(Extracted data entries)
------------

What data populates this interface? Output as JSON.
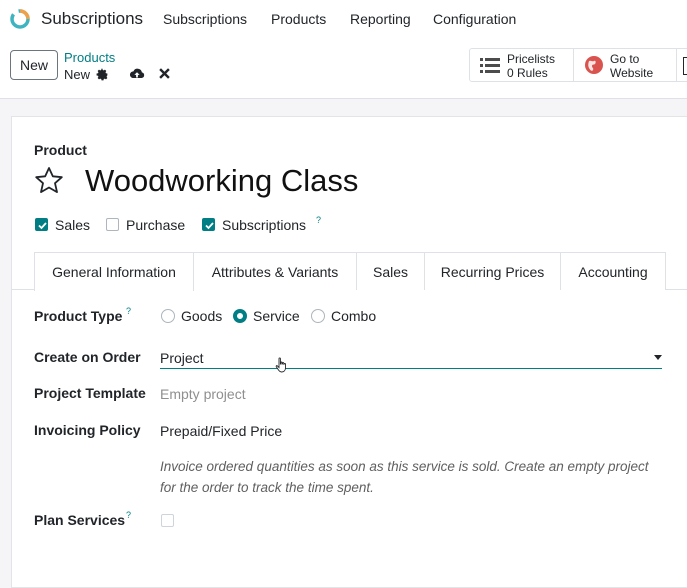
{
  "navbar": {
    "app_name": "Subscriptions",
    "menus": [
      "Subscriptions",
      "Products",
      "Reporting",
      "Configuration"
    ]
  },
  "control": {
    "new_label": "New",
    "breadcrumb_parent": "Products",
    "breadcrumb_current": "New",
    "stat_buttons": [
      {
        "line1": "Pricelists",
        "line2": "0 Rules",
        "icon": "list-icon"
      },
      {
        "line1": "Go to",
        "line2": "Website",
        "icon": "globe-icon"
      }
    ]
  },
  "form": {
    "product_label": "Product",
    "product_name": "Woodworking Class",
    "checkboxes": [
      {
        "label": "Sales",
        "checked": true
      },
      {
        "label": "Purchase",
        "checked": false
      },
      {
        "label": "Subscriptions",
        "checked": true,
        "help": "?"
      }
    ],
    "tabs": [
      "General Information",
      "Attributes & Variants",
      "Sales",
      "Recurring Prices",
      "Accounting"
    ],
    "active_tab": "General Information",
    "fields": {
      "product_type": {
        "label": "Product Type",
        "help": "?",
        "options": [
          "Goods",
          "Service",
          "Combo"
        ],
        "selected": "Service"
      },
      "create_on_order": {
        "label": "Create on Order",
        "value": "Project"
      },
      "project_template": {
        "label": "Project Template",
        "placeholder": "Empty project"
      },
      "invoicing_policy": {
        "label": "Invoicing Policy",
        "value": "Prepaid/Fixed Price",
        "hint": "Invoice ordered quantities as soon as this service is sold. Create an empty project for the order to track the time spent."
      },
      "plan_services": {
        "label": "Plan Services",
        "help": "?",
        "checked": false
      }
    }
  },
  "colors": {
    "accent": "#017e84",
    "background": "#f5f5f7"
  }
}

------------

SHORT PROBLEM ▸ Omit every image. Quote each record exactly.

FINISHED TASK ▸
What data populates this interface? Output as JSON.
{
  "navbar": {
    "app_name": "Subscriptions",
    "menus": [
      "Subscriptions",
      "Products",
      "Reporting",
      "Configuration"
    ]
  },
  "control": {
    "new_label": "New",
    "breadcrumb_parent": "Products",
    "breadcrumb_current": "New",
    "stat_buttons": [
      {
        "line1": "Pricelists",
        "line2": "0 Rules",
        "icon": "list-icon"
      },
      {
        "line1": "Go to",
        "line2": "Website",
        "icon": "globe-icon"
      }
    ]
  },
  "form": {
    "product_label": "Product",
    "product_name": "Woodworking Class",
    "checkboxes": [
      {
        "label": "Sales",
        "checked": true
      },
      {
        "label": "Purchase",
        "checked": false
      },
      {
        "label": "Subscriptions",
        "checked": true,
        "help": "?"
      }
    ],
    "tabs": [
      "General Information",
      "Attributes & Variants",
      "Sales",
      "Recurring Prices",
      "Accounting"
    ],
    "active_tab": "General Information",
    "fields": {
      "product_type": {
        "label": "Product Type",
        "help": "?",
        "options": [
          "Goods",
          "Service",
          "Combo"
        ],
        "selected": "Service"
      },
      "create_on_order": {
        "label": "Create on Order",
        "value": "Project"
      },
      "project_template": {
        "label": "Project Template",
        "placeholder": "Empty project"
      },
      "invoicing_policy": {
        "label": "Invoicing Policy",
        "value": "Prepaid/Fixed Price",
        "hint": "Invoice ordered quantities as soon as this service is sold. Create an empty project for the order to track the time spent."
      },
      "plan_services": {
        "label": "Plan Services",
        "help": "?",
        "checked": false
      }
    }
  },
  "colors": {
    "accent": "#017e84",
    "background": "#f5f5f7"
  }
}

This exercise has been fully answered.